Dane do zadania
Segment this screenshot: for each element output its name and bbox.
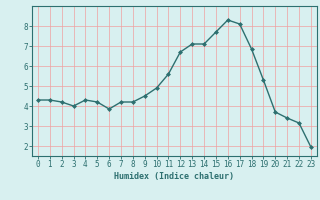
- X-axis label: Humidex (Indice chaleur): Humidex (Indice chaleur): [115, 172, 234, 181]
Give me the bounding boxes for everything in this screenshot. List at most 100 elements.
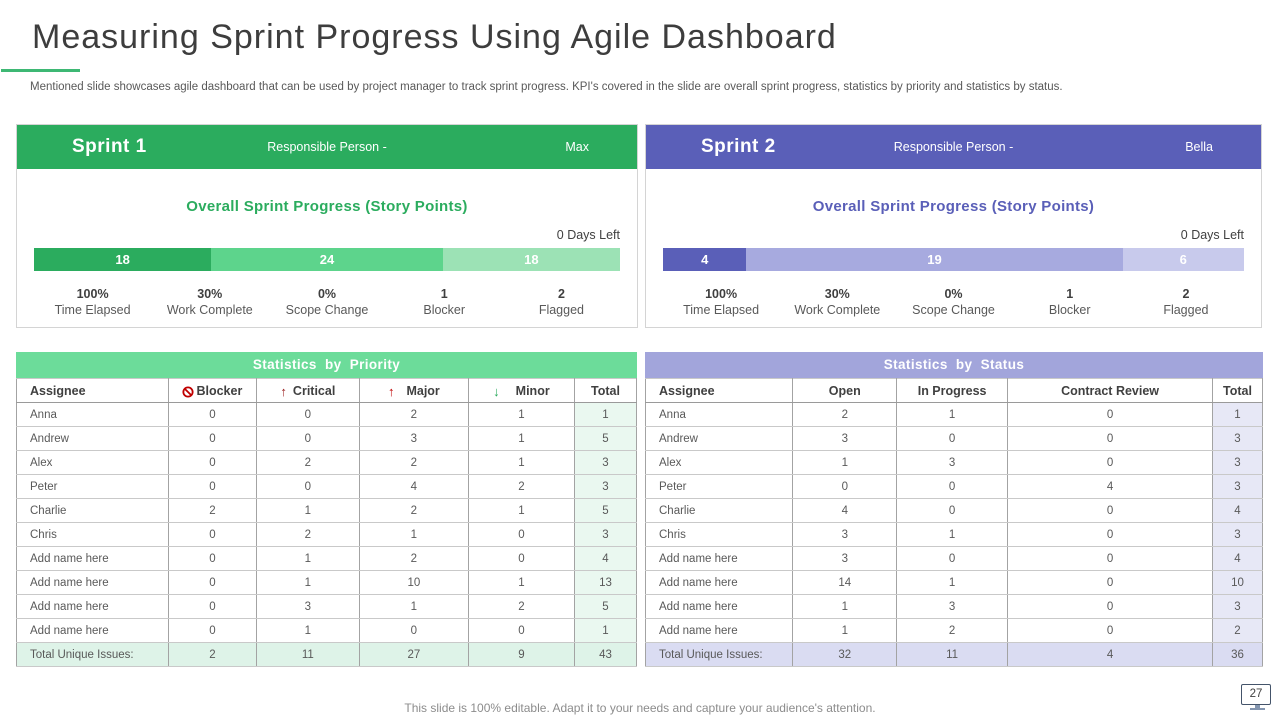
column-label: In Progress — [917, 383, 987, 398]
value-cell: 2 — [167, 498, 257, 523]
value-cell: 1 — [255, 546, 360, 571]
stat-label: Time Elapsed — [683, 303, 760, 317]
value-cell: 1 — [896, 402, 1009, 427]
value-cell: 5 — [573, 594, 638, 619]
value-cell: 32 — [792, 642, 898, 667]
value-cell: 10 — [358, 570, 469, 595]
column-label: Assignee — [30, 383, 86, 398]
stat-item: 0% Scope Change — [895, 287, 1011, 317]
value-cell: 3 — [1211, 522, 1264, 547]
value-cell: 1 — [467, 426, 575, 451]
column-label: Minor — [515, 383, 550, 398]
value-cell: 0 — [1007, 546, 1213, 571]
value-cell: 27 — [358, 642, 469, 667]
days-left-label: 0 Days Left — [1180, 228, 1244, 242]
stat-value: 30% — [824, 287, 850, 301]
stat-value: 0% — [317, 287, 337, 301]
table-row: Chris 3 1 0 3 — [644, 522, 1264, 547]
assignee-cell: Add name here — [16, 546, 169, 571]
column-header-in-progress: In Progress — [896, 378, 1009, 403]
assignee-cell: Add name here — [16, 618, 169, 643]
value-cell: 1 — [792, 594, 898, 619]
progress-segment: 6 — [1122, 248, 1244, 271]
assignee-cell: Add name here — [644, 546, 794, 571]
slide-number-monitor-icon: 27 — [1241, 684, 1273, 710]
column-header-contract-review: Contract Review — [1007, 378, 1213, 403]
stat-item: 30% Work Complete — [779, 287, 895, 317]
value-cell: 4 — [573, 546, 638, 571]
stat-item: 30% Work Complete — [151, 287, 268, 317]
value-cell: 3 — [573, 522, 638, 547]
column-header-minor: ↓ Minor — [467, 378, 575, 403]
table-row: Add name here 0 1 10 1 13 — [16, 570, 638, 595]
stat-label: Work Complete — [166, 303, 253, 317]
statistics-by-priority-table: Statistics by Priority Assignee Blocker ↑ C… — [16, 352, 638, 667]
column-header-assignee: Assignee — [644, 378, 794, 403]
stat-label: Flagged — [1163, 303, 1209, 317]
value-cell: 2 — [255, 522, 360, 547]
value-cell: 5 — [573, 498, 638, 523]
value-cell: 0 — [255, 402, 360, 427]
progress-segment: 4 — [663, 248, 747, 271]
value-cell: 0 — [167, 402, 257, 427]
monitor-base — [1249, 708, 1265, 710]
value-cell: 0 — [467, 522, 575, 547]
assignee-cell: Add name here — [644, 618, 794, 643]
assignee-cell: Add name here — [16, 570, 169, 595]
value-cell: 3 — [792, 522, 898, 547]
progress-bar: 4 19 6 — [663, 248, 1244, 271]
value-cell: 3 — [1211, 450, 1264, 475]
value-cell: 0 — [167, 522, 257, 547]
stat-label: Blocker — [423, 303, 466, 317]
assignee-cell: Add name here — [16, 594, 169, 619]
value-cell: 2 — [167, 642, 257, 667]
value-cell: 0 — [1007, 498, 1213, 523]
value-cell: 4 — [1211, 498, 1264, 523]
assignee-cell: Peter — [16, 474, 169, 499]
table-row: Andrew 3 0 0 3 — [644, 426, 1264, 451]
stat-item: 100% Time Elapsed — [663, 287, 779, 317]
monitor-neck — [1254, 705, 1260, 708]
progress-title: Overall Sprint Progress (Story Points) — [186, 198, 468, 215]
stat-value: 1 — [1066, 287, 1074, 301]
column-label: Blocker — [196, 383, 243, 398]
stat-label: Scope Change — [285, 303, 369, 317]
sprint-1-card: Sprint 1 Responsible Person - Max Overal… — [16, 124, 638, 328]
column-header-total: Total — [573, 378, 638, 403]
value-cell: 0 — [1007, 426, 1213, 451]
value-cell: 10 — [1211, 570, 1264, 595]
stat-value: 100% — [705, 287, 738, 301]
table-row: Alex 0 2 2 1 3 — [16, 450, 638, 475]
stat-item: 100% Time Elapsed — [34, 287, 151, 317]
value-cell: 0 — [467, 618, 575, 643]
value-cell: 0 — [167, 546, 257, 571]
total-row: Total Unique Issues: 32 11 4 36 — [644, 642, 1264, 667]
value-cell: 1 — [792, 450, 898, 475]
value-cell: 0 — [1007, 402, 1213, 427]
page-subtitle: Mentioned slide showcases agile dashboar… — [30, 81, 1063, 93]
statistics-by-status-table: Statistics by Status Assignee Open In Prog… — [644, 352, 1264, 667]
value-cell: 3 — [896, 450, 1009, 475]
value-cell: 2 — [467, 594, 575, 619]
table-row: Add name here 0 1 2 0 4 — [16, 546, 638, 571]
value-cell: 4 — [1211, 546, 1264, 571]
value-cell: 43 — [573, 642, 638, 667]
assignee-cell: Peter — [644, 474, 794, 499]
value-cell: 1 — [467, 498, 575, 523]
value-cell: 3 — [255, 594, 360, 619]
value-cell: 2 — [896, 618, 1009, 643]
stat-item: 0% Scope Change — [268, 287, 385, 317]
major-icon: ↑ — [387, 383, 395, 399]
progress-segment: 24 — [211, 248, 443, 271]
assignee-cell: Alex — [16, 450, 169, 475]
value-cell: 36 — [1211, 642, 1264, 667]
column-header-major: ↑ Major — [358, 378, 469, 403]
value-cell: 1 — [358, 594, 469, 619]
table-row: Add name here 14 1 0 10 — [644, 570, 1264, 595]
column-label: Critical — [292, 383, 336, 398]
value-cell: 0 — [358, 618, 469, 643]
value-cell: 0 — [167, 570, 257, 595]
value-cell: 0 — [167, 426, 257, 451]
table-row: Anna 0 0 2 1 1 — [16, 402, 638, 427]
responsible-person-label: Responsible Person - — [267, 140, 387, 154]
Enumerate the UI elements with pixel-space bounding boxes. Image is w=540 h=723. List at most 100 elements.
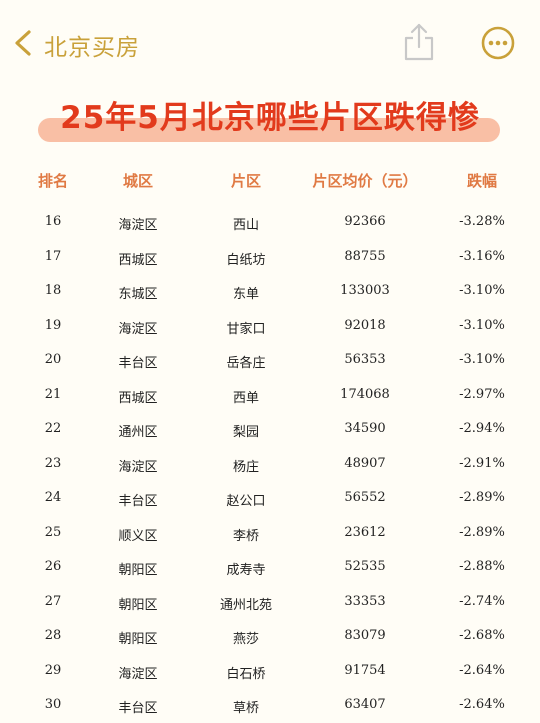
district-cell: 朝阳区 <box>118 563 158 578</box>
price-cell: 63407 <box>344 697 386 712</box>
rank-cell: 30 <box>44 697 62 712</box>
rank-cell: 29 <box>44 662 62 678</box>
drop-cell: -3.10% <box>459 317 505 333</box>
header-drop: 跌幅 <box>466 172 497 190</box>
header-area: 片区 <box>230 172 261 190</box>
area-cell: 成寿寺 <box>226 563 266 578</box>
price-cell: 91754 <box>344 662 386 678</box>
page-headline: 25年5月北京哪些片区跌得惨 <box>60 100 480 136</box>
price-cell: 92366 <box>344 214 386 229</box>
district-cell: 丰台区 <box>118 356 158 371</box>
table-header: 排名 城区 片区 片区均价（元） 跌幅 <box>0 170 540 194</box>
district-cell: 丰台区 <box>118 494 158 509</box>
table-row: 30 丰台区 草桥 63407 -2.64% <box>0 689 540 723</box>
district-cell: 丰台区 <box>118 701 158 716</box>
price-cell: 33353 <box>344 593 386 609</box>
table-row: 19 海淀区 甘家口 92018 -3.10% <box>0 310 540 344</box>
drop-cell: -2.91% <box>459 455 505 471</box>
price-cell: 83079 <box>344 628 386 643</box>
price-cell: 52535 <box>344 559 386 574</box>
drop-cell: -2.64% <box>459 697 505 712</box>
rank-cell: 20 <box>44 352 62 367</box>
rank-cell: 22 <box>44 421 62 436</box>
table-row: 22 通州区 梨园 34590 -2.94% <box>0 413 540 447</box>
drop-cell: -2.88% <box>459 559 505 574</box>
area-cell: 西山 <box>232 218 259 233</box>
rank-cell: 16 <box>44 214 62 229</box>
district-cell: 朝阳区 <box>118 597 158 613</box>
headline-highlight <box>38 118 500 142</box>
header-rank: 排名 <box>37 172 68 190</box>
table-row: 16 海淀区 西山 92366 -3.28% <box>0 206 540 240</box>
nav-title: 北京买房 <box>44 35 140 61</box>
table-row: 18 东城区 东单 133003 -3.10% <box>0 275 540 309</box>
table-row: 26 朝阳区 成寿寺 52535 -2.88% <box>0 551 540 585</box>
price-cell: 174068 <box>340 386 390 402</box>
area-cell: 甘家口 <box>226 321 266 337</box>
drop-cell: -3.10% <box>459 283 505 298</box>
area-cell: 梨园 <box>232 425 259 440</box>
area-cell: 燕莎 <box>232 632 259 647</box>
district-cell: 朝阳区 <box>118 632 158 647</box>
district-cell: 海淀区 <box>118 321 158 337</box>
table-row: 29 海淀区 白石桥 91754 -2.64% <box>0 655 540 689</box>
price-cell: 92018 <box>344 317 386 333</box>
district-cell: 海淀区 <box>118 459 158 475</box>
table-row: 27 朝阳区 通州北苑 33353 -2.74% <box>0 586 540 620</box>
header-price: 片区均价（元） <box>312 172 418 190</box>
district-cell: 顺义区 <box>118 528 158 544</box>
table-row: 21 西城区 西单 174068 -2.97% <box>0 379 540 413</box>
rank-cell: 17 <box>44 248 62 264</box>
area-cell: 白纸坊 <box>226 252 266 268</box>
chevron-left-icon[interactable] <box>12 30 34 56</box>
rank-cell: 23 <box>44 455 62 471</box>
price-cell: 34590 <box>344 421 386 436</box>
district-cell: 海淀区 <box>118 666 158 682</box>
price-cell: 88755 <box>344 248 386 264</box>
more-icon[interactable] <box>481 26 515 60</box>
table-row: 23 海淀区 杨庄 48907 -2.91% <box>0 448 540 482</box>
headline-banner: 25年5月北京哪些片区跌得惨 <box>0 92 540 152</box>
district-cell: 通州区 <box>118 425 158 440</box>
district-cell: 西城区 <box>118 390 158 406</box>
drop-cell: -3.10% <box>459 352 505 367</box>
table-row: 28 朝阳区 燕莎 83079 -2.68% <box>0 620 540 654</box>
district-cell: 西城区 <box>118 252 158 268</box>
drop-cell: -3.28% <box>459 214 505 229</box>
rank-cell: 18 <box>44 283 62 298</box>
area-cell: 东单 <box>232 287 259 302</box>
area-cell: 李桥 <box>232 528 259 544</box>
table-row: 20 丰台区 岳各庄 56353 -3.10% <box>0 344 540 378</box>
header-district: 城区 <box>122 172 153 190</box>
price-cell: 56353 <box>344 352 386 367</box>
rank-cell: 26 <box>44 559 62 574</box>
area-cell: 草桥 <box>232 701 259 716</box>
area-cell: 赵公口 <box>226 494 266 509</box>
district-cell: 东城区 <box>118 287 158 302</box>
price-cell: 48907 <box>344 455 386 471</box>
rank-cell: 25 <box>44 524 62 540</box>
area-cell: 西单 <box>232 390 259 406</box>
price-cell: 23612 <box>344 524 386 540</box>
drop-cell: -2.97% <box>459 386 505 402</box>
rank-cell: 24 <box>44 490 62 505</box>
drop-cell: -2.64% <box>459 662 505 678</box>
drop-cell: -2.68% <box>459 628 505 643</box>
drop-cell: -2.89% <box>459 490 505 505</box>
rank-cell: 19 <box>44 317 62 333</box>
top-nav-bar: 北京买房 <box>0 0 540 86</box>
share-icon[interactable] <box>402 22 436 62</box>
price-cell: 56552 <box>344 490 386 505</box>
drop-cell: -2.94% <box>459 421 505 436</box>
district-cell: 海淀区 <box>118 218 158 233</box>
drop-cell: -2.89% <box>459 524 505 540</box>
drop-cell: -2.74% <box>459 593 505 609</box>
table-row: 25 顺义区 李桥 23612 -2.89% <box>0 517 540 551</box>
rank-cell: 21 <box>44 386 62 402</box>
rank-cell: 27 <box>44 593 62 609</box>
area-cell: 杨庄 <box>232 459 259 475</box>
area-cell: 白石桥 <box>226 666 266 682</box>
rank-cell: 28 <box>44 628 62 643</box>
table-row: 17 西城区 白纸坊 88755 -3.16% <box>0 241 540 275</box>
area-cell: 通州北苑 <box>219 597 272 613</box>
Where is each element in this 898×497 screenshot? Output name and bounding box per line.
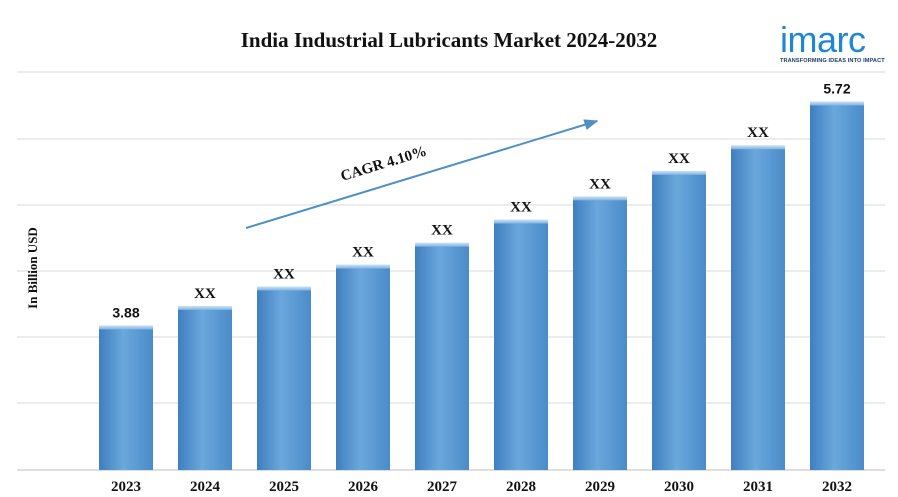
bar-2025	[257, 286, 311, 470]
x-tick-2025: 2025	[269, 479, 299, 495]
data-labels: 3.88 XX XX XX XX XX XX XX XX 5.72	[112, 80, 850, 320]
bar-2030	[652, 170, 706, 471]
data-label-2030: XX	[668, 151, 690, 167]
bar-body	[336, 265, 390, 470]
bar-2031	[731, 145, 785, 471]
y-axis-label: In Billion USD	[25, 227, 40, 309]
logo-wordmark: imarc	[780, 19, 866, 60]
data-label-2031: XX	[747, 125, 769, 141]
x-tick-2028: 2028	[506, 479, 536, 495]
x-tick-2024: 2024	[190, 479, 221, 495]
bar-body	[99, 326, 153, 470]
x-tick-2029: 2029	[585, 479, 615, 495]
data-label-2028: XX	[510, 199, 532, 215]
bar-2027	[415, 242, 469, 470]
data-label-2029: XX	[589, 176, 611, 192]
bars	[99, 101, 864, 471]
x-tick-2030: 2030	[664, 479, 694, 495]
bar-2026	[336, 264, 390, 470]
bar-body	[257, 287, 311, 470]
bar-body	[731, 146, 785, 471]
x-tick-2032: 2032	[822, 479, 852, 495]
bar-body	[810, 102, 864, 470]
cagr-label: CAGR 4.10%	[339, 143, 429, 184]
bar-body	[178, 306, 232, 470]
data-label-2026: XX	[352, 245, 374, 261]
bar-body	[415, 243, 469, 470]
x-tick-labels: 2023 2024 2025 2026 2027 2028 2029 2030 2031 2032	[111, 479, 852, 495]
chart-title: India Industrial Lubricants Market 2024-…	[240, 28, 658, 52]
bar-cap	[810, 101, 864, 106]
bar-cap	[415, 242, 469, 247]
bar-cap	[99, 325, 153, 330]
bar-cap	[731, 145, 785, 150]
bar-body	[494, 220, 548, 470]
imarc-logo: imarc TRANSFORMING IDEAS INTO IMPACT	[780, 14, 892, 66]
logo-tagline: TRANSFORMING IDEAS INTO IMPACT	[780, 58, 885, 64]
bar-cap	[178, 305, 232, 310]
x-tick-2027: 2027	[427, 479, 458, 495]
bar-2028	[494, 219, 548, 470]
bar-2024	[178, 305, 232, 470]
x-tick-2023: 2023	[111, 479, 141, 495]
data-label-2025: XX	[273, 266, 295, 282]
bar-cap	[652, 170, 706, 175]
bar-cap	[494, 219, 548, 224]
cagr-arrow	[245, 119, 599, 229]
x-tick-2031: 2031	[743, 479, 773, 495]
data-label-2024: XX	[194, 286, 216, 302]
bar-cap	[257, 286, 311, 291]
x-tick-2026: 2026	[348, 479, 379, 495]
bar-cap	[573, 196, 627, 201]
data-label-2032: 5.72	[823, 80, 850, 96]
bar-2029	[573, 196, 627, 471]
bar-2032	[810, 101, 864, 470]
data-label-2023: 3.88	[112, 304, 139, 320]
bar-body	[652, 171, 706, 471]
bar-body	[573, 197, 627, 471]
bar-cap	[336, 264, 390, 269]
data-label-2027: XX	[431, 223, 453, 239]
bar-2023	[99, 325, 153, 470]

Zadanie do wykonania
Proszę dokładnie przepisać wiersze od początku pozycji aż do wiersza z „Give me the” włącznie. Obrazy należy pominąć w odpowiedzi.

Wynik ćwiczenia
Segment this screenshot: for each element output its name and bbox.
- X-axis label: Humidex (Indice chaleur): Humidex (Indice chaleur): [115, 172, 234, 181]
Give me the bounding boxes for everything in this screenshot. List at most 100 elements.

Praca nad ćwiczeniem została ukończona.